In the listing below, turn the lines into a numbered list, starting with the line containing "38, 247, 47]" and going on through the line containing "31, 549, 40]". Omit any blank lines.

Records for the exercise:
◆ ◆ ◆ ◆ ◆ ◆ ◆

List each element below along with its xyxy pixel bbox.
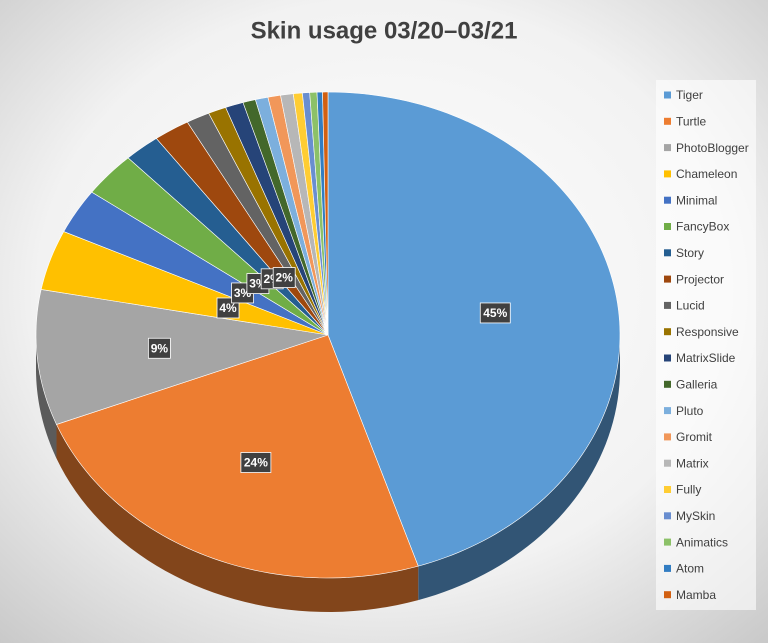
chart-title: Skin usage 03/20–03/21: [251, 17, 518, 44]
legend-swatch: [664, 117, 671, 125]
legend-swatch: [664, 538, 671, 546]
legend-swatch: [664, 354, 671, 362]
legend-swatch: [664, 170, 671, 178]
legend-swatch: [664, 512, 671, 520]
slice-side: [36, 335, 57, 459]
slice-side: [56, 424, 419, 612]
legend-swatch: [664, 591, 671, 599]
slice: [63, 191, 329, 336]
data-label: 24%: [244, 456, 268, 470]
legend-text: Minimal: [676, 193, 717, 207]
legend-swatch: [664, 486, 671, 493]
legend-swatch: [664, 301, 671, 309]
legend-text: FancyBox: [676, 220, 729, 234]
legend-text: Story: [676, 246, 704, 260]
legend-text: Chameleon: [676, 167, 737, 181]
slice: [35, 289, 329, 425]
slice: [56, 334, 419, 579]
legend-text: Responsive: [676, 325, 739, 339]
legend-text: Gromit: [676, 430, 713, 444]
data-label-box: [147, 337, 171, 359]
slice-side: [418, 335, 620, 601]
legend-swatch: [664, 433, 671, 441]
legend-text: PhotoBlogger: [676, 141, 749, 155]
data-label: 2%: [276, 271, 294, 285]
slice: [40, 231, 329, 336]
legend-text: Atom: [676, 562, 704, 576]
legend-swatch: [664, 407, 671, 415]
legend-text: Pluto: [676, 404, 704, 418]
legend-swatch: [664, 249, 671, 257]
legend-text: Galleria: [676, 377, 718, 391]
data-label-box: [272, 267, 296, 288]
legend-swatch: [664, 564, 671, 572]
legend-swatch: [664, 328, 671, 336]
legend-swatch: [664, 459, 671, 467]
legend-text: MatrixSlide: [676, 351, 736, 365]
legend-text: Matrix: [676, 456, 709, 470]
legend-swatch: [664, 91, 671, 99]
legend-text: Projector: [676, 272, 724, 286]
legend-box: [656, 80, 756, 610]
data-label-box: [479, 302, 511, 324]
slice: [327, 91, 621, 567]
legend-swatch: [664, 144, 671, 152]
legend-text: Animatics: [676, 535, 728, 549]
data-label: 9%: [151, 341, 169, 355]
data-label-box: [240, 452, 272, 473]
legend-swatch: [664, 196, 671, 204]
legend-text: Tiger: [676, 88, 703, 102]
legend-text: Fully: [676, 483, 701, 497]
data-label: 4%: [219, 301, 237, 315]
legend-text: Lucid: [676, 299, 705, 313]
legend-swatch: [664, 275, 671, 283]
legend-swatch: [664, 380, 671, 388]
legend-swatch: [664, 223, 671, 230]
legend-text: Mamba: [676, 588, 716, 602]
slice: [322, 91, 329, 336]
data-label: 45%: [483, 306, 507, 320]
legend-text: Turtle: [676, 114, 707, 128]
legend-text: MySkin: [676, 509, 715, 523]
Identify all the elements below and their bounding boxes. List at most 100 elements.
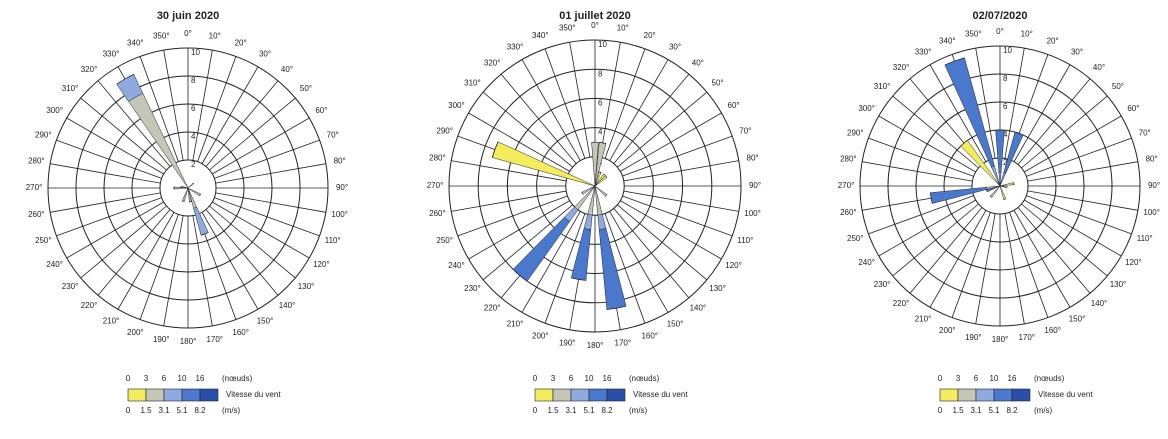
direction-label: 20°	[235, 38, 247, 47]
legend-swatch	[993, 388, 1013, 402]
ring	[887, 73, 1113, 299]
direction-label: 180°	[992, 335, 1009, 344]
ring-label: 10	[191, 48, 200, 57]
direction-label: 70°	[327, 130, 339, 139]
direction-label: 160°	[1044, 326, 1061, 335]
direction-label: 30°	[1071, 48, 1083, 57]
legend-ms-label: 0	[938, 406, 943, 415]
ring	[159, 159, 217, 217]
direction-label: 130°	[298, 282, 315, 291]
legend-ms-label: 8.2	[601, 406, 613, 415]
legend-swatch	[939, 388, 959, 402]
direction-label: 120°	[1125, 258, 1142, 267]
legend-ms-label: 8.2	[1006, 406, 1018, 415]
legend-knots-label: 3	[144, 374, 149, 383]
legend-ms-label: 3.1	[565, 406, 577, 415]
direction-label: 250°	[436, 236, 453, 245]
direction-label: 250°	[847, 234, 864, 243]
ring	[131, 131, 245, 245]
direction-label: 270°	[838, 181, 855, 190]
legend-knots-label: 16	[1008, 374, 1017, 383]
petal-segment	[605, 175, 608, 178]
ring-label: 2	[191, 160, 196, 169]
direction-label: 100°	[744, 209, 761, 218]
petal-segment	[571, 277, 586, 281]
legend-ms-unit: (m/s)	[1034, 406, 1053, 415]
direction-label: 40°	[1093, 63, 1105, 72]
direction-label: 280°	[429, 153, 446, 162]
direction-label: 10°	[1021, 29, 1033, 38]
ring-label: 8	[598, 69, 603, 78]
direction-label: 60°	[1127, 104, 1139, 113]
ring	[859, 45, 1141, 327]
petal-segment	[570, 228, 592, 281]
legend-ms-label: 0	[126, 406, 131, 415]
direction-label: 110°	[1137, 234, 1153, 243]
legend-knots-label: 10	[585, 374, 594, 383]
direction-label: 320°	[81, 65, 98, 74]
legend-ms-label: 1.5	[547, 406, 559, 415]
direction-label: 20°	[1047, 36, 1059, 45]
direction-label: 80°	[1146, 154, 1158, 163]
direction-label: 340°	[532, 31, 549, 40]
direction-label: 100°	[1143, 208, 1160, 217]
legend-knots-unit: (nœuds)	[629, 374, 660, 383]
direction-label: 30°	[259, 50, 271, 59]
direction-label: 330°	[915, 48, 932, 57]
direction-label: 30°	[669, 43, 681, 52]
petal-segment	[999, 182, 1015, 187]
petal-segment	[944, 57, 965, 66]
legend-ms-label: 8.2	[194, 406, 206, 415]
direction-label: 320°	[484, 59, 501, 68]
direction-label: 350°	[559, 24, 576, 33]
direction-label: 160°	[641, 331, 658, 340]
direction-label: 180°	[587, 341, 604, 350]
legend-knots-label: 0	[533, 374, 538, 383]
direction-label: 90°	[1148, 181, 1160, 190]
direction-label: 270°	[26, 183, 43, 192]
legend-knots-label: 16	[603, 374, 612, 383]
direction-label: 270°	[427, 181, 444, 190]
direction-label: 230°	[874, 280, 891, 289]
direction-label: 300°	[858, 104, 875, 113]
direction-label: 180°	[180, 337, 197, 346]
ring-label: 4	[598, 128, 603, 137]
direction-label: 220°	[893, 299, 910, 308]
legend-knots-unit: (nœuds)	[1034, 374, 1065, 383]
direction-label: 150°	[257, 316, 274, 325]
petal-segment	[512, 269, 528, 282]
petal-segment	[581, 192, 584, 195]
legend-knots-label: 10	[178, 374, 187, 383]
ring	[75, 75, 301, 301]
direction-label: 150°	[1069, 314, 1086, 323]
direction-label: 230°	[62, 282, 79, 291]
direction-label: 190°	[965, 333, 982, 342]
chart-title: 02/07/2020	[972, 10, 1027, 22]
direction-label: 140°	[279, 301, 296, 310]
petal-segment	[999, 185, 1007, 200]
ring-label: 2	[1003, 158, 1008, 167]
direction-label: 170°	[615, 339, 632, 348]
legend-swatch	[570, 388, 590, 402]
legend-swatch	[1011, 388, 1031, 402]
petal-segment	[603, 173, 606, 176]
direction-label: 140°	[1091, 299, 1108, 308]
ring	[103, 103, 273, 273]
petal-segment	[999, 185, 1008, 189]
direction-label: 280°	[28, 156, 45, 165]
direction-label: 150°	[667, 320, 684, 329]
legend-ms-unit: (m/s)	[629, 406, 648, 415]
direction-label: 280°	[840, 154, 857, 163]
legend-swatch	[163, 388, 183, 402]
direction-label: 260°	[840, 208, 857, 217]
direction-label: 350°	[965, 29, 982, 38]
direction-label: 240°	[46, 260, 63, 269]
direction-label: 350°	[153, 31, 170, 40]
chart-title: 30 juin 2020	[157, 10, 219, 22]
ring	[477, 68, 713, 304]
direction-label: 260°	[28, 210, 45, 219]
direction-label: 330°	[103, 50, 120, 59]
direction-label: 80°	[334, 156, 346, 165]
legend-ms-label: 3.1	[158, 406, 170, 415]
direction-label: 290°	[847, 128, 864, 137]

◆ ◆ ◆ ◆ ◆ ◆ ◆

Response:
1. direction-label: 20°	[235, 38, 247, 47]
2. legend-swatch	[993, 388, 1013, 402]
3. ring	[887, 73, 1113, 299]
4. direction-label: 180°	[992, 335, 1009, 344]
5. ring-label: 10	[191, 48, 200, 57]
6. direction-label: 70°	[327, 130, 339, 139]
7. direction-label: 160°	[1044, 326, 1061, 335]
8. direction-label: 30°	[1071, 48, 1083, 57]
9. legend-ms-label: 0	[938, 406, 943, 415]
10. ring	[159, 159, 217, 217]
11. direction-label: 130°	[298, 282, 315, 291]
12. legend-ms-label: 8.2	[601, 406, 613, 415]
13. legend-swatch	[939, 388, 959, 402]
14. direction-label: 120°	[1125, 258, 1142, 267]
15. legend-ms-label: 8.2	[1006, 406, 1018, 415]
16. legend-knots-label: 3	[144, 374, 149, 383]
17. legend-ms-label: 3.1	[565, 406, 577, 415]
18. direction-label: 250°	[436, 236, 453, 245]
19. direction-label: 250°	[847, 234, 864, 243]
20. ring	[131, 131, 245, 245]
21. direction-label: 270°	[838, 181, 855, 190]
22. legend-knots-label: 16	[1008, 374, 1017, 383]
23. petal-segment	[605, 175, 608, 178]
24. ring-label: 2	[191, 160, 196, 169]
25. direction-label: 100°	[744, 209, 761, 218]
26. petal-segment	[571, 277, 586, 281]
27. legend-ms-unit: (m/s)	[1034, 406, 1053, 415]
28. direction-label: 40°	[1093, 63, 1105, 72]
29. direction-label: 280°	[429, 153, 446, 162]
30. direction-label: 10°	[1021, 29, 1033, 38]
31. ring-label: 8	[598, 69, 603, 78]
32. direction-label: 60°	[1127, 104, 1139, 113]
33. ring	[859, 45, 1141, 327]
34. petal-segment	[570, 228, 592, 281]
35. legend-ms-label: 0	[126, 406, 131, 415]
36. direction-label: 110°	[1137, 234, 1153, 243]
37. legend-knots-label: 10	[585, 374, 594, 383]
38. direction-label: 320°	[81, 65, 98, 74]
39. legend-ms-label: 1.5	[547, 406, 559, 415]
40. direction-label: 20°	[1047, 36, 1059, 45]
41. direction-label: 80°	[1146, 154, 1158, 163]
42. direction-label: 340°	[532, 31, 549, 40]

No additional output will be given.